## START
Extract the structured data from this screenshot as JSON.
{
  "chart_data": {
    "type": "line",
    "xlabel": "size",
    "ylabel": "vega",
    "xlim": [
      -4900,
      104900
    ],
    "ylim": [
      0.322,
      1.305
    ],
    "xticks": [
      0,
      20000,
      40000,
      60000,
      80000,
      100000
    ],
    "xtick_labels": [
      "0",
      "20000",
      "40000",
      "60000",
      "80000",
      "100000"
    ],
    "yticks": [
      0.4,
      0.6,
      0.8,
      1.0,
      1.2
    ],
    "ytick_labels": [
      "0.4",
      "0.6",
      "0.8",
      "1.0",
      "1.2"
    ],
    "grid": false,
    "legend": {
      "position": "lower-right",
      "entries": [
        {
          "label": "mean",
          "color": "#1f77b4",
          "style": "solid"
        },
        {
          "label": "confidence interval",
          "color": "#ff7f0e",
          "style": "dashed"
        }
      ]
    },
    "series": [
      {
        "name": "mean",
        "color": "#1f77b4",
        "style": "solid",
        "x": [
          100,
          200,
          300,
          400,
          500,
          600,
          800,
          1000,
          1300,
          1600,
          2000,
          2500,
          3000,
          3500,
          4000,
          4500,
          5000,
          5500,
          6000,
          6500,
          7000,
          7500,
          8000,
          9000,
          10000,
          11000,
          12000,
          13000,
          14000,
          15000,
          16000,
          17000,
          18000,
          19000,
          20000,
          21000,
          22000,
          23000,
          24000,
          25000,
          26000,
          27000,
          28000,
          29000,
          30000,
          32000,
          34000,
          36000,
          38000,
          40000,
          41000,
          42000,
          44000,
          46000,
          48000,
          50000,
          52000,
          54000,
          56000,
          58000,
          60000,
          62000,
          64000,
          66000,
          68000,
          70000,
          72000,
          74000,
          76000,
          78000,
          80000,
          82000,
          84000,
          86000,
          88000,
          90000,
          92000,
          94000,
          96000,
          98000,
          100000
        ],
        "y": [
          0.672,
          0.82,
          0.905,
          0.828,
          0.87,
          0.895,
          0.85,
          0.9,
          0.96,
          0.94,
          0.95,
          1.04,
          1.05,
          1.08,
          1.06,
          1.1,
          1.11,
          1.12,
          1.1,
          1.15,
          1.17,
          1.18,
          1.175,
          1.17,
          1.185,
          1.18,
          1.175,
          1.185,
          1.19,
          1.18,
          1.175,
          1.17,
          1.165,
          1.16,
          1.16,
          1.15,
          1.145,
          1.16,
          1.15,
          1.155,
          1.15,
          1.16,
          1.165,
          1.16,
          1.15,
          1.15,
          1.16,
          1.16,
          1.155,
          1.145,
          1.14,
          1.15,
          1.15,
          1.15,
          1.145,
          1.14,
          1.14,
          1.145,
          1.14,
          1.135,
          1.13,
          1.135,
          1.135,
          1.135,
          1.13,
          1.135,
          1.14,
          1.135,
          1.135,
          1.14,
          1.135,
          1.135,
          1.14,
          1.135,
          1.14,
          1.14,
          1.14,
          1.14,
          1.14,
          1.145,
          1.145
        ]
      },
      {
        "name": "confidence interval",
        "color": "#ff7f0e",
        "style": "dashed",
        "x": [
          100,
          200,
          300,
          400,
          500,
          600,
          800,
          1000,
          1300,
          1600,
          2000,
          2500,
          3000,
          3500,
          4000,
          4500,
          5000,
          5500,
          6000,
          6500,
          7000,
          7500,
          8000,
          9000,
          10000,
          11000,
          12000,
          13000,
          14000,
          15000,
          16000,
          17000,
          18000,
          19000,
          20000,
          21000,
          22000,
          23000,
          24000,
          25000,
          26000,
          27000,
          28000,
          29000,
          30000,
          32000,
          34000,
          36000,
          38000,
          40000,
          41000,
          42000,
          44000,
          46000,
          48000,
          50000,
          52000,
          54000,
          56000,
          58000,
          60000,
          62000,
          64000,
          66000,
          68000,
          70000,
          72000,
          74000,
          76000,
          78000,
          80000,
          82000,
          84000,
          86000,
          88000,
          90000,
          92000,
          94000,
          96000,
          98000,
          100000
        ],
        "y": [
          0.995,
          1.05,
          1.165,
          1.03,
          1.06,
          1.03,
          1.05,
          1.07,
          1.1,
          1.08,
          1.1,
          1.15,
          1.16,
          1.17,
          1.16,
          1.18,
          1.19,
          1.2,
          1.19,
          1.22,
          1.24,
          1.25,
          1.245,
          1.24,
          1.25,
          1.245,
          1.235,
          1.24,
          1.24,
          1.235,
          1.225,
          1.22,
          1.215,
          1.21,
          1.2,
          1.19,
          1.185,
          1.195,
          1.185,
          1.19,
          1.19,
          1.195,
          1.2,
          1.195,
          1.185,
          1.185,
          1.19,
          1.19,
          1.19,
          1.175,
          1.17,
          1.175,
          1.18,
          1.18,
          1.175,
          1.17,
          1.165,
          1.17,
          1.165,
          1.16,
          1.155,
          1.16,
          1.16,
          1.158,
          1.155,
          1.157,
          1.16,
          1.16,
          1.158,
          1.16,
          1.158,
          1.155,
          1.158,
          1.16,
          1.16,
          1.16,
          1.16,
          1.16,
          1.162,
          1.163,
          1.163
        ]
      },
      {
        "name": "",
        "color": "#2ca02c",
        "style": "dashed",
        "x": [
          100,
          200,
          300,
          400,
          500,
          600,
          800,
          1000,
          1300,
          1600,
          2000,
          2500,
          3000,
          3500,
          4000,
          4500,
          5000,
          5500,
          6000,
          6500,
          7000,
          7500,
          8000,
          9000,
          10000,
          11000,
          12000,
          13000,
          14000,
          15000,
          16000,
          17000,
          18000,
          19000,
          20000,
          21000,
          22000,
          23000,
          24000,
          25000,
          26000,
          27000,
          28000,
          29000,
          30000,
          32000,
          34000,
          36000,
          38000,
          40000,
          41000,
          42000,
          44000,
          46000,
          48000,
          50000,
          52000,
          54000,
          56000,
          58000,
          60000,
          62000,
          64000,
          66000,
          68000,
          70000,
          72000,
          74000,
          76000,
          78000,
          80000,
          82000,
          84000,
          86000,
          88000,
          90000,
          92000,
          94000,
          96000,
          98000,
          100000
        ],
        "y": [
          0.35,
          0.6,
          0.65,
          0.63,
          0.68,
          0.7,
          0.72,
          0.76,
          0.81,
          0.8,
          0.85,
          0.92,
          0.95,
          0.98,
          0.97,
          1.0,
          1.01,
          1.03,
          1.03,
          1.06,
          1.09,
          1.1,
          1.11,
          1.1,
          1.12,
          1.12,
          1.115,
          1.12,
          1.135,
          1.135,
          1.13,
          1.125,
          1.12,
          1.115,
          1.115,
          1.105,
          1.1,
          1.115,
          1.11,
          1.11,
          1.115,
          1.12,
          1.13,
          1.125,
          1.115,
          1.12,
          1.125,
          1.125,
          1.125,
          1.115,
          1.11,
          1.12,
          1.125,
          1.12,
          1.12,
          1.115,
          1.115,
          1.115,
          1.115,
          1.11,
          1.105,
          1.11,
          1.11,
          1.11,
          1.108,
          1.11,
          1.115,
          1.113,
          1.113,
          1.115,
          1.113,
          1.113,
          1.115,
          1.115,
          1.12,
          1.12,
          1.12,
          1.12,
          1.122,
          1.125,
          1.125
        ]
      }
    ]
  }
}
## END
Reproduce the data in full, exactly as presented.

Written response:
Extract the structured data from this screenshot as JSON.
{
  "chart_data": {
    "type": "line",
    "xlabel": "size",
    "ylabel": "vega",
    "xlim": [
      -4900,
      104900
    ],
    "ylim": [
      0.322,
      1.305
    ],
    "xticks": [
      0,
      20000,
      40000,
      60000,
      80000,
      100000
    ],
    "xtick_labels": [
      "0",
      "20000",
      "40000",
      "60000",
      "80000",
      "100000"
    ],
    "yticks": [
      0.4,
      0.6,
      0.8,
      1.0,
      1.2
    ],
    "ytick_labels": [
      "0.4",
      "0.6",
      "0.8",
      "1.0",
      "1.2"
    ],
    "grid": false,
    "legend": {
      "position": "lower-right",
      "entries": [
        {
          "label": "mean",
          "color": "#1f77b4",
          "style": "solid"
        },
        {
          "label": "confidence interval",
          "color": "#ff7f0e",
          "style": "dashed"
        }
      ]
    },
    "series": [
      {
        "name": "mean",
        "color": "#1f77b4",
        "style": "solid",
        "x": [
          100,
          200,
          300,
          400,
          500,
          600,
          800,
          1000,
          1300,
          1600,
          2000,
          2500,
          3000,
          3500,
          4000,
          4500,
          5000,
          5500,
          6000,
          6500,
          7000,
          7500,
          8000,
          9000,
          10000,
          11000,
          12000,
          13000,
          14000,
          15000,
          16000,
          17000,
          18000,
          19000,
          20000,
          21000,
          22000,
          23000,
          24000,
          25000,
          26000,
          27000,
          28000,
          29000,
          30000,
          32000,
          34000,
          36000,
          38000,
          40000,
          41000,
          42000,
          44000,
          46000,
          48000,
          50000,
          52000,
          54000,
          56000,
          58000,
          60000,
          62000,
          64000,
          66000,
          68000,
          70000,
          72000,
          74000,
          76000,
          78000,
          80000,
          82000,
          84000,
          86000,
          88000,
          90000,
          92000,
          94000,
          96000,
          98000,
          100000
        ],
        "y": [
          0.672,
          0.82,
          0.905,
          0.828,
          0.87,
          0.895,
          0.85,
          0.9,
          0.96,
          0.94,
          0.95,
          1.04,
          1.05,
          1.08,
          1.06,
          1.1,
          1.11,
          1.12,
          1.1,
          1.15,
          1.17,
          1.18,
          1.175,
          1.17,
          1.185,
          1.18,
          1.175,
          1.185,
          1.19,
          1.18,
          1.175,
          1.17,
          1.165,
          1.16,
          1.16,
          1.15,
          1.145,
          1.16,
          1.15,
          1.155,
          1.15,
          1.16,
          1.165,
          1.16,
          1.15,
          1.15,
          1.16,
          1.16,
          1.155,
          1.145,
          1.14,
          1.15,
          1.15,
          1.15,
          1.145,
          1.14,
          1.14,
          1.145,
          1.14,
          1.135,
          1.13,
          1.135,
          1.135,
          1.135,
          1.13,
          1.135,
          1.14,
          1.135,
          1.135,
          1.14,
          1.135,
          1.135,
          1.14,
          1.135,
          1.14,
          1.14,
          1.14,
          1.14,
          1.14,
          1.145,
          1.145
        ]
      },
      {
        "name": "confidence interval",
        "color": "#ff7f0e",
        "style": "dashed",
        "x": [
          100,
          200,
          300,
          400,
          500,
          600,
          800,
          1000,
          1300,
          1600,
          2000,
          2500,
          3000,
          3500,
          4000,
          4500,
          5000,
          5500,
          6000,
          6500,
          7000,
          7500,
          8000,
          9000,
          10000,
          11000,
          12000,
          13000,
          14000,
          15000,
          16000,
          17000,
          18000,
          19000,
          20000,
          21000,
          22000,
          23000,
          24000,
          25000,
          26000,
          27000,
          28000,
          29000,
          30000,
          32000,
          34000,
          36000,
          38000,
          40000,
          41000,
          42000,
          44000,
          46000,
          48000,
          50000,
          52000,
          54000,
          56000,
          58000,
          60000,
          62000,
          64000,
          66000,
          68000,
          70000,
          72000,
          74000,
          76000,
          78000,
          80000,
          82000,
          84000,
          86000,
          88000,
          90000,
          92000,
          94000,
          96000,
          98000,
          100000
        ],
        "y": [
          0.995,
          1.05,
          1.165,
          1.03,
          1.06,
          1.03,
          1.05,
          1.07,
          1.1,
          1.08,
          1.1,
          1.15,
          1.16,
          1.17,
          1.16,
          1.18,
          1.19,
          1.2,
          1.19,
          1.22,
          1.24,
          1.25,
          1.245,
          1.24,
          1.25,
          1.245,
          1.235,
          1.24,
          1.24,
          1.235,
          1.225,
          1.22,
          1.215,
          1.21,
          1.2,
          1.19,
          1.185,
          1.195,
          1.185,
          1.19,
          1.19,
          1.195,
          1.2,
          1.195,
          1.185,
          1.185,
          1.19,
          1.19,
          1.19,
          1.175,
          1.17,
          1.175,
          1.18,
          1.18,
          1.175,
          1.17,
          1.165,
          1.17,
          1.165,
          1.16,
          1.155,
          1.16,
          1.16,
          1.158,
          1.155,
          1.157,
          1.16,
          1.16,
          1.158,
          1.16,
          1.158,
          1.155,
          1.158,
          1.16,
          1.16,
          1.16,
          1.16,
          1.16,
          1.162,
          1.163,
          1.163
        ]
      },
      {
        "name": "",
        "color": "#2ca02c",
        "style": "dashed",
        "x": [
          100,
          200,
          300,
          400,
          500,
          600,
          800,
          1000,
          1300,
          1600,
          2000,
          2500,
          3000,
          3500,
          4000,
          4500,
          5000,
          5500,
          6000,
          6500,
          7000,
          7500,
          8000,
          9000,
          10000,
          11000,
          12000,
          13000,
          14000,
          15000,
          16000,
          17000,
          18000,
          19000,
          20000,
          21000,
          22000,
          23000,
          24000,
          25000,
          26000,
          27000,
          28000,
          29000,
          30000,
          32000,
          34000,
          36000,
          38000,
          40000,
          41000,
          42000,
          44000,
          46000,
          48000,
          50000,
          52000,
          54000,
          56000,
          58000,
          60000,
          62000,
          64000,
          66000,
          68000,
          70000,
          72000,
          74000,
          76000,
          78000,
          80000,
          82000,
          84000,
          86000,
          88000,
          90000,
          92000,
          94000,
          96000,
          98000,
          100000
        ],
        "y": [
          0.35,
          0.6,
          0.65,
          0.63,
          0.68,
          0.7,
          0.72,
          0.76,
          0.81,
          0.8,
          0.85,
          0.92,
          0.95,
          0.98,
          0.97,
          1.0,
          1.01,
          1.03,
          1.03,
          1.06,
          1.09,
          1.1,
          1.11,
          1.1,
          1.12,
          1.12,
          1.115,
          1.12,
          1.135,
          1.135,
          1.13,
          1.125,
          1.12,
          1.115,
          1.115,
          1.105,
          1.1,
          1.115,
          1.11,
          1.11,
          1.115,
          1.12,
          1.13,
          1.125,
          1.115,
          1.12,
          1.125,
          1.125,
          1.125,
          1.115,
          1.11,
          1.12,
          1.125,
          1.12,
          1.12,
          1.115,
          1.115,
          1.115,
          1.115,
          1.11,
          1.105,
          1.11,
          1.11,
          1.11,
          1.108,
          1.11,
          1.115,
          1.113,
          1.113,
          1.115,
          1.113,
          1.113,
          1.115,
          1.115,
          1.12,
          1.12,
          1.12,
          1.12,
          1.122,
          1.125,
          1.125
        ]
      }
    ]
  }
}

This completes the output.